- Required work -
Pull out every line from the listing that has the word "公司办公室".

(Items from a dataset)
+++

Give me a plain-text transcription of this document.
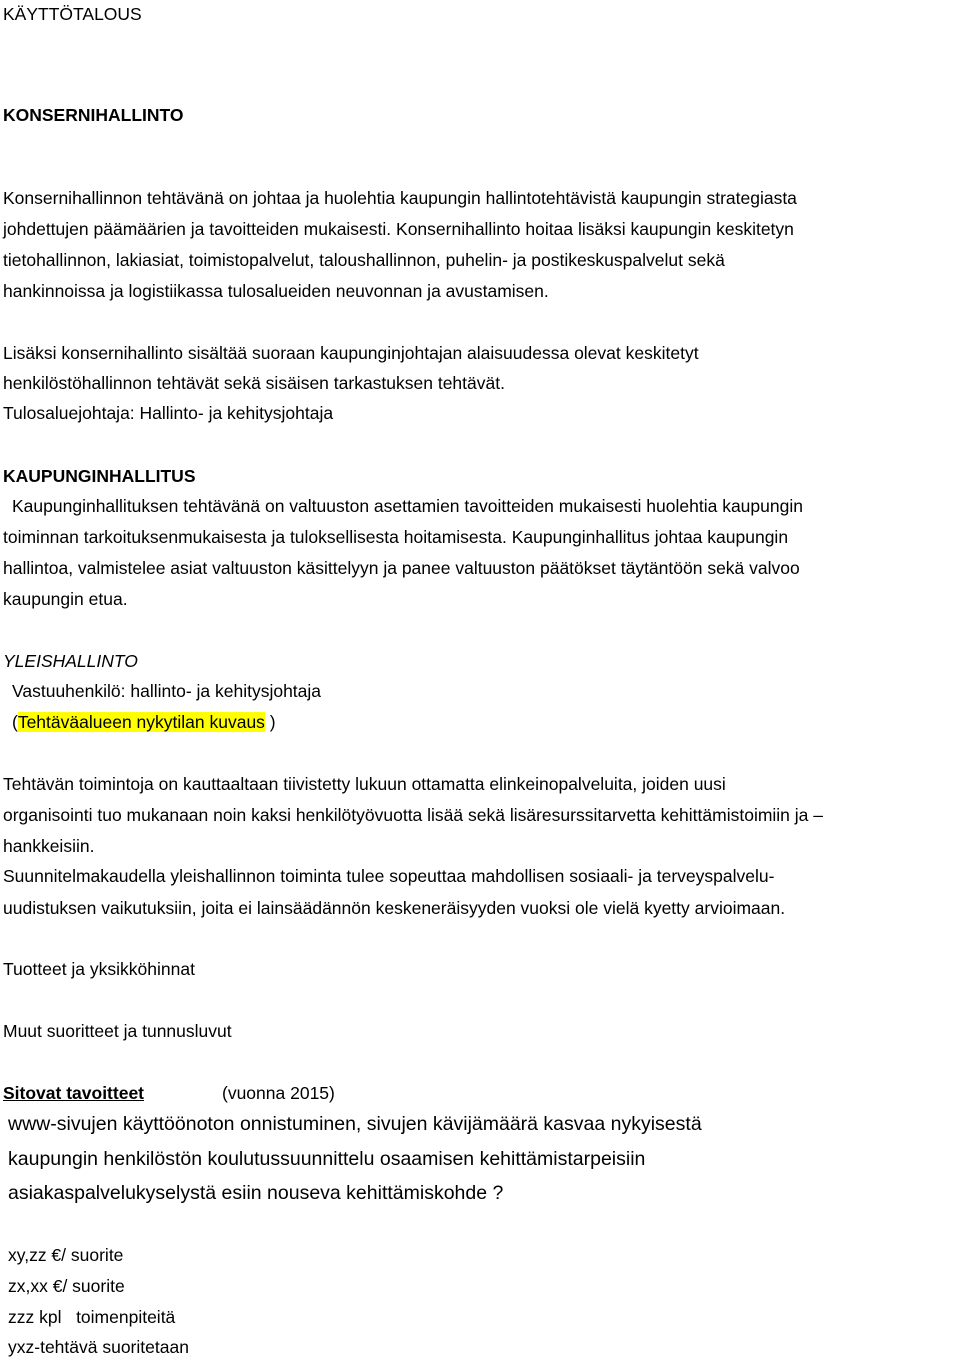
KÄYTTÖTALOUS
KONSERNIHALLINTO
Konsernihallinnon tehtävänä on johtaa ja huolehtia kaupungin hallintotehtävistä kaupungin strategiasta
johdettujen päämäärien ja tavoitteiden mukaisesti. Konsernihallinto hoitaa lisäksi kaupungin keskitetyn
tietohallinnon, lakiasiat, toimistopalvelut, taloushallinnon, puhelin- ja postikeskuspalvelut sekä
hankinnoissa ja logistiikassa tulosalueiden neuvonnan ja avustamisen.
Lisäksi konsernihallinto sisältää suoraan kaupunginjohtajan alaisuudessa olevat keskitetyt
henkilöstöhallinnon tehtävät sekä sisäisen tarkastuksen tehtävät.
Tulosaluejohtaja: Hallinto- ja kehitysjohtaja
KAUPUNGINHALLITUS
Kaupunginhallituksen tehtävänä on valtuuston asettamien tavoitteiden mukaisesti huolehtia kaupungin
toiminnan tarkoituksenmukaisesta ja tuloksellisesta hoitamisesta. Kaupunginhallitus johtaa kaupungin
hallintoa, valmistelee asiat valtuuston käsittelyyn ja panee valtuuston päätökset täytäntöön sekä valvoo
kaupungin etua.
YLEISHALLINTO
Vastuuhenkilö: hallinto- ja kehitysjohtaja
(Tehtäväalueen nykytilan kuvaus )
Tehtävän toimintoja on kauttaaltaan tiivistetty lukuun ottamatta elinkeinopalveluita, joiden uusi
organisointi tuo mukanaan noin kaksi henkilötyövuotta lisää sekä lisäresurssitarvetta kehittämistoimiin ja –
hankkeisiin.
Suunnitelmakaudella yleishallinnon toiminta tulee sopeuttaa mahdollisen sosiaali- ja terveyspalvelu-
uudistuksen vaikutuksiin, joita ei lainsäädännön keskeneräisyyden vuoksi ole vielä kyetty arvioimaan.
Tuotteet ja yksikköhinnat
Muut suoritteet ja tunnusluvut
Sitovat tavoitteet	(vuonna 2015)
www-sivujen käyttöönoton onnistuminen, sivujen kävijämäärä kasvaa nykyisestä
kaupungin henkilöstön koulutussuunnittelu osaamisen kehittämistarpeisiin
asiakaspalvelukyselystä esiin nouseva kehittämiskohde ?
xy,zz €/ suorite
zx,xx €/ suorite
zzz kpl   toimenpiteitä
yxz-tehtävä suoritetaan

+++

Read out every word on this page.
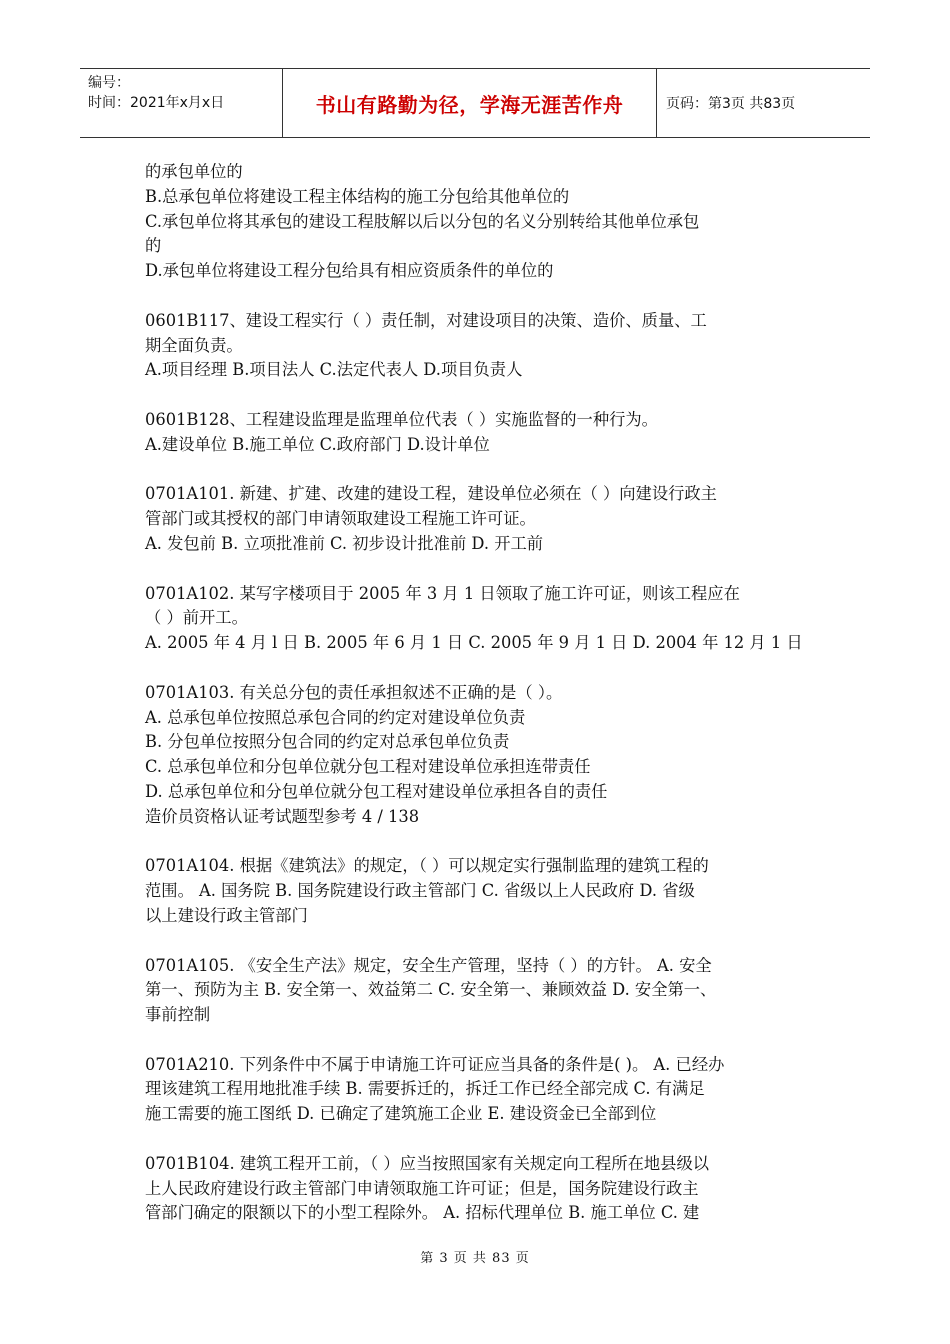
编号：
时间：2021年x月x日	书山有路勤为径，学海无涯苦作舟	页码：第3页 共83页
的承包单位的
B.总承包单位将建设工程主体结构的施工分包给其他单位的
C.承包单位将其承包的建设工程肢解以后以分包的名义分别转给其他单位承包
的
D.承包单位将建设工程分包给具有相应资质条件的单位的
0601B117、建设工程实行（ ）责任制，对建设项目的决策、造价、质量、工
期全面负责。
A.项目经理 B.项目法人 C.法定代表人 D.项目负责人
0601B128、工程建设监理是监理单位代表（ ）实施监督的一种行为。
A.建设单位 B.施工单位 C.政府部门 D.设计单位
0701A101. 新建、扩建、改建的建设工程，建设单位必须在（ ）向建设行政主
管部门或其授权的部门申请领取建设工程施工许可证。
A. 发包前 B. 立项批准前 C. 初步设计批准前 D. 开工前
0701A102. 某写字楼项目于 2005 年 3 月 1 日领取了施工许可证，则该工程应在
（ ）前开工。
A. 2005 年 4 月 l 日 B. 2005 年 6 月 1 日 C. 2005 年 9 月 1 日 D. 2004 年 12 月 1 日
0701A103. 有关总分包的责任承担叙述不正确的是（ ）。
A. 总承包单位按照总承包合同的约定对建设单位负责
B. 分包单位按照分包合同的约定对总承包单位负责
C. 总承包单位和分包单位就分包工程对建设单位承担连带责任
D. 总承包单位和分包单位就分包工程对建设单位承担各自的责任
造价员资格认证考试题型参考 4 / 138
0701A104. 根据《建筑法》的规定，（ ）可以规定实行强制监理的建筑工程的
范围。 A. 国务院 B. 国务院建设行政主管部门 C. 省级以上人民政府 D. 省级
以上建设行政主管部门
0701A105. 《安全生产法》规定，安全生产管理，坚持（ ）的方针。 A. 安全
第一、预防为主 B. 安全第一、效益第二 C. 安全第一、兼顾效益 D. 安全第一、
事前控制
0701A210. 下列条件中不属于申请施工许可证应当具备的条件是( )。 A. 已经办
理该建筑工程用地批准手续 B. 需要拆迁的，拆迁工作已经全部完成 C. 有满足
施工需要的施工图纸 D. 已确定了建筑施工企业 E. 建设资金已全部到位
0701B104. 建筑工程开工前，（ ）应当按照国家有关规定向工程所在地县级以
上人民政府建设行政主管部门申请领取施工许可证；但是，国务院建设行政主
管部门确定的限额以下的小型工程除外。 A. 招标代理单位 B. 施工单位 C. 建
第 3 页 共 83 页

+++

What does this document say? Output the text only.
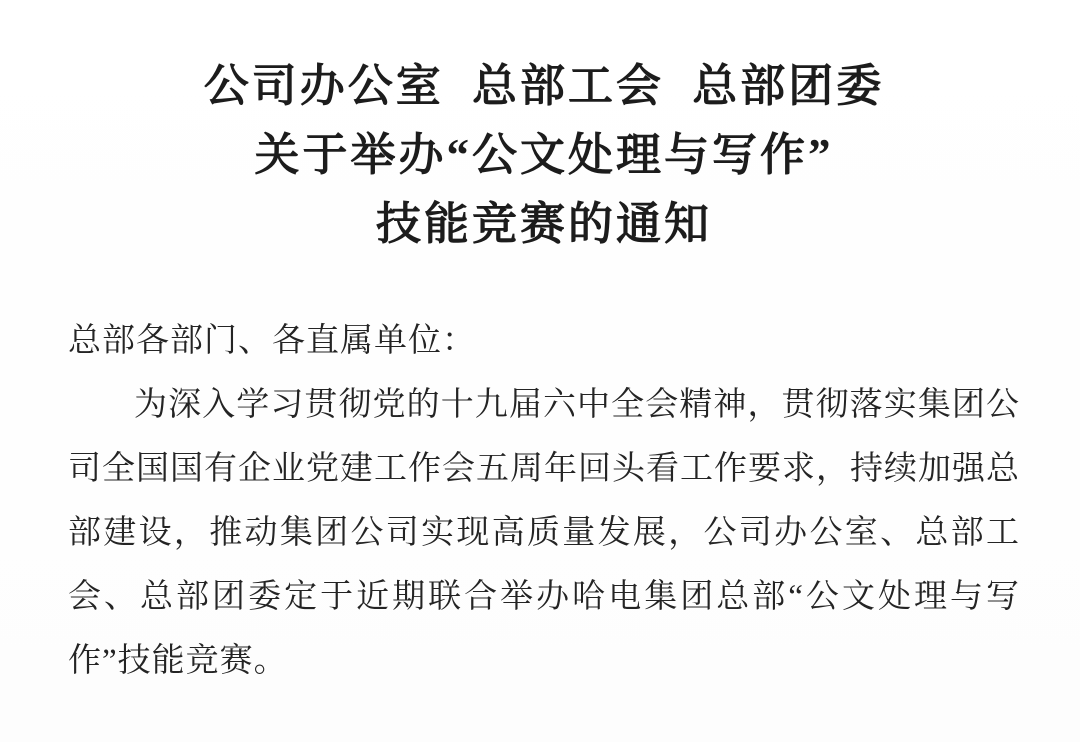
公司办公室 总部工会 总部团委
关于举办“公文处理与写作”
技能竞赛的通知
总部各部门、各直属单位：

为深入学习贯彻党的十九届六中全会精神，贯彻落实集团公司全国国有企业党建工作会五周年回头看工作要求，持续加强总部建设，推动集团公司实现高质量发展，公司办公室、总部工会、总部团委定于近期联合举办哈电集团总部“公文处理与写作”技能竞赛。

+++

- The result -
公司办公室 总部工会 总部团委
为深入学习贯彻党的十九届六中全会精神，贯彻落实集团公司全国国有企业党建工作会五周年回头看工作要求，持续加强总部建设，推动集团公司实现高质量发展，公司办公室、总部工会、总部团委定于近期联合举办哈电集团总部“公文处理与写作”技能竞赛。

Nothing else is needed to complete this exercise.